Task to carry out:
Every line of the material is to be quoted verbatim, minus the pictures.

[Dataset rows about figures]
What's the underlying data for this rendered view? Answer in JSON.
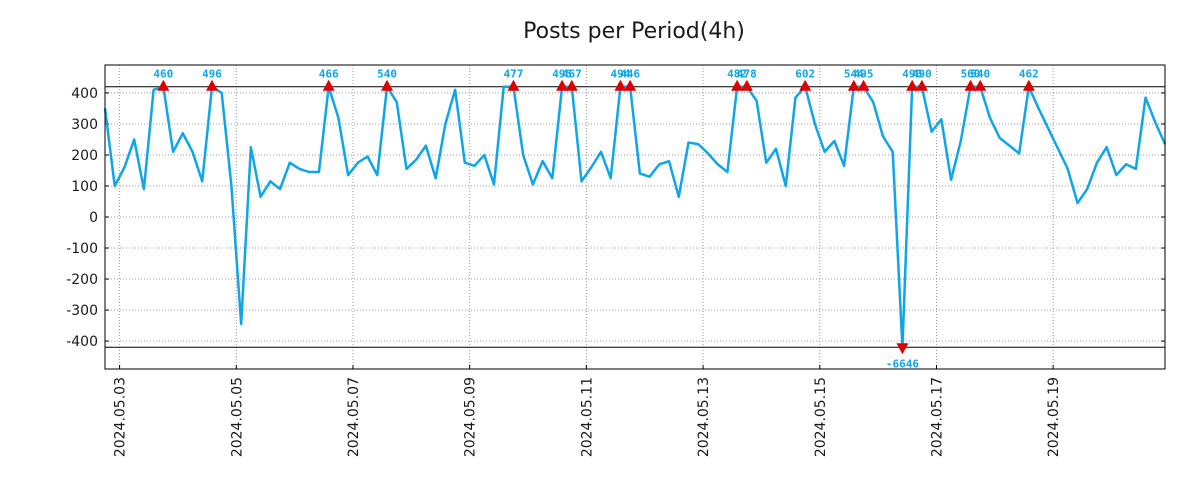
{
  "chart_data": {
    "type": "line",
    "title": "Posts per Period(4h)",
    "xlabel": "",
    "ylabel": "",
    "ylim": [
      -490,
      490
    ],
    "xlim": [
      0,
      109
    ],
    "grid": true,
    "line_color": "#0ea5e9",
    "clip_band": [
      -420,
      420
    ],
    "y_ticks": [
      400,
      300,
      200,
      100,
      0,
      -100,
      -200,
      -300,
      -400
    ],
    "x_ticks": [
      {
        "pos": 1.5,
        "label": "2024.05.03"
      },
      {
        "pos": 13.5,
        "label": "2024.05.05"
      },
      {
        "pos": 25.5,
        "label": "2024.05.07"
      },
      {
        "pos": 37.5,
        "label": "2024.05.09"
      },
      {
        "pos": 49.5,
        "label": "2024.05.11"
      },
      {
        "pos": 61.5,
        "label": "2024.05.13"
      },
      {
        "pos": 73.5,
        "label": "2024.05.15"
      },
      {
        "pos": 85.5,
        "label": "2024.05.17"
      },
      {
        "pos": 97.5,
        "label": "2024.05.19"
      }
    ],
    "series": [
      {
        "name": "posts",
        "values": [
          350,
          100,
          160,
          250,
          90,
          410,
          420,
          210,
          270,
          210,
          115,
          420,
          400,
          100,
          -345,
          225,
          65,
          115,
          90,
          175,
          155,
          145,
          145,
          420,
          320,
          135,
          175,
          195,
          135,
          420,
          370,
          155,
          185,
          230,
          125,
          300,
          410,
          175,
          165,
          200,
          105,
          420,
          420,
          200,
          105,
          180,
          125,
          420,
          420,
          115,
          160,
          210,
          125,
          420,
          420,
          140,
          130,
          170,
          180,
          65,
          240,
          235,
          205,
          170,
          145,
          420,
          420,
          375,
          175,
          220,
          100,
          385,
          420,
          300,
          210,
          245,
          165,
          420,
          420,
          370,
          260,
          210,
          -420,
          420,
          420,
          275,
          315,
          120,
          245,
          420,
          420,
          320,
          255,
          230,
          205,
          420,
          350,
          285,
          220,
          155,
          45,
          90,
          175,
          225,
          135,
          170,
          155,
          385,
          305,
          235
        ]
      }
    ],
    "annotations": [
      {
        "x": 6,
        "label": "460",
        "dir": "up"
      },
      {
        "x": 11,
        "label": "496",
        "dir": "up"
      },
      {
        "x": 23,
        "label": "466",
        "dir": "up"
      },
      {
        "x": 29,
        "label": "540",
        "dir": "up"
      },
      {
        "x": 42,
        "label": "477",
        "dir": "up"
      },
      {
        "x": 47,
        "label": "495",
        "dir": "up"
      },
      {
        "x": 48,
        "label": "467",
        "dir": "up"
      },
      {
        "x": 53,
        "label": "494",
        "dir": "up"
      },
      {
        "x": 54,
        "label": "446",
        "dir": "up"
      },
      {
        "x": 65,
        "label": "482",
        "dir": "up"
      },
      {
        "x": 66,
        "label": "478",
        "dir": "up"
      },
      {
        "x": 72,
        "label": "602",
        "dir": "up"
      },
      {
        "x": 77,
        "label": "544",
        "dir": "up"
      },
      {
        "x": 78,
        "label": "495",
        "dir": "up"
      },
      {
        "x": 82,
        "label": "-6646",
        "dir": "down"
      },
      {
        "x": 83,
        "label": "490",
        "dir": "up"
      },
      {
        "x": 84,
        "label": "490",
        "dir": "up"
      },
      {
        "x": 89,
        "label": "560",
        "dir": "up"
      },
      {
        "x": 90,
        "label": "540",
        "dir": "up"
      },
      {
        "x": 95,
        "label": "462",
        "dir": "up"
      }
    ],
    "annotation_label_color": "#0ea5e9",
    "marker_color": "#dd0000"
  }
}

The output:
What's the underlying data for this rendered view? Answer in JSON.
{
  "chart_data": {
    "type": "line",
    "title": "Posts per Period(4h)",
    "xlabel": "",
    "ylabel": "",
    "ylim": [
      -490,
      490
    ],
    "xlim": [
      0,
      109
    ],
    "grid": true,
    "line_color": "#0ea5e9",
    "clip_band": [
      -420,
      420
    ],
    "y_ticks": [
      400,
      300,
      200,
      100,
      0,
      -100,
      -200,
      -300,
      -400
    ],
    "x_ticks": [
      {
        "pos": 1.5,
        "label": "2024.05.03"
      },
      {
        "pos": 13.5,
        "label": "2024.05.05"
      },
      {
        "pos": 25.5,
        "label": "2024.05.07"
      },
      {
        "pos": 37.5,
        "label": "2024.05.09"
      },
      {
        "pos": 49.5,
        "label": "2024.05.11"
      },
      {
        "pos": 61.5,
        "label": "2024.05.13"
      },
      {
        "pos": 73.5,
        "label": "2024.05.15"
      },
      {
        "pos": 85.5,
        "label": "2024.05.17"
      },
      {
        "pos": 97.5,
        "label": "2024.05.19"
      }
    ],
    "series": [
      {
        "name": "posts",
        "values": [
          350,
          100,
          160,
          250,
          90,
          410,
          420,
          210,
          270,
          210,
          115,
          420,
          400,
          100,
          -345,
          225,
          65,
          115,
          90,
          175,
          155,
          145,
          145,
          420,
          320,
          135,
          175,
          195,
          135,
          420,
          370,
          155,
          185,
          230,
          125,
          300,
          410,
          175,
          165,
          200,
          105,
          420,
          420,
          200,
          105,
          180,
          125,
          420,
          420,
          115,
          160,
          210,
          125,
          420,
          420,
          140,
          130,
          170,
          180,
          65,
          240,
          235,
          205,
          170,
          145,
          420,
          420,
          375,
          175,
          220,
          100,
          385,
          420,
          300,
          210,
          245,
          165,
          420,
          420,
          370,
          260,
          210,
          -420,
          420,
          420,
          275,
          315,
          120,
          245,
          420,
          420,
          320,
          255,
          230,
          205,
          420,
          350,
          285,
          220,
          155,
          45,
          90,
          175,
          225,
          135,
          170,
          155,
          385,
          305,
          235
        ]
      }
    ],
    "annotations": [
      {
        "x": 6,
        "label": "460",
        "dir": "up"
      },
      {
        "x": 11,
        "label": "496",
        "dir": "up"
      },
      {
        "x": 23,
        "label": "466",
        "dir": "up"
      },
      {
        "x": 29,
        "label": "540",
        "dir": "up"
      },
      {
        "x": 42,
        "label": "477",
        "dir": "up"
      },
      {
        "x": 47,
        "label": "495",
        "dir": "up"
      },
      {
        "x": 48,
        "label": "467",
        "dir": "up"
      },
      {
        "x": 53,
        "label": "494",
        "dir": "up"
      },
      {
        "x": 54,
        "label": "446",
        "dir": "up"
      },
      {
        "x": 65,
        "label": "482",
        "dir": "up"
      },
      {
        "x": 66,
        "label": "478",
        "dir": "up"
      },
      {
        "x": 72,
        "label": "602",
        "dir": "up"
      },
      {
        "x": 77,
        "label": "544",
        "dir": "up"
      },
      {
        "x": 78,
        "label": "495",
        "dir": "up"
      },
      {
        "x": 82,
        "label": "-6646",
        "dir": "down"
      },
      {
        "x": 83,
        "label": "490",
        "dir": "up"
      },
      {
        "x": 84,
        "label": "490",
        "dir": "up"
      },
      {
        "x": 89,
        "label": "560",
        "dir": "up"
      },
      {
        "x": 90,
        "label": "540",
        "dir": "up"
      },
      {
        "x": 95,
        "label": "462",
        "dir": "up"
      }
    ],
    "annotation_label_color": "#0ea5e9",
    "marker_color": "#dd0000"
  }
}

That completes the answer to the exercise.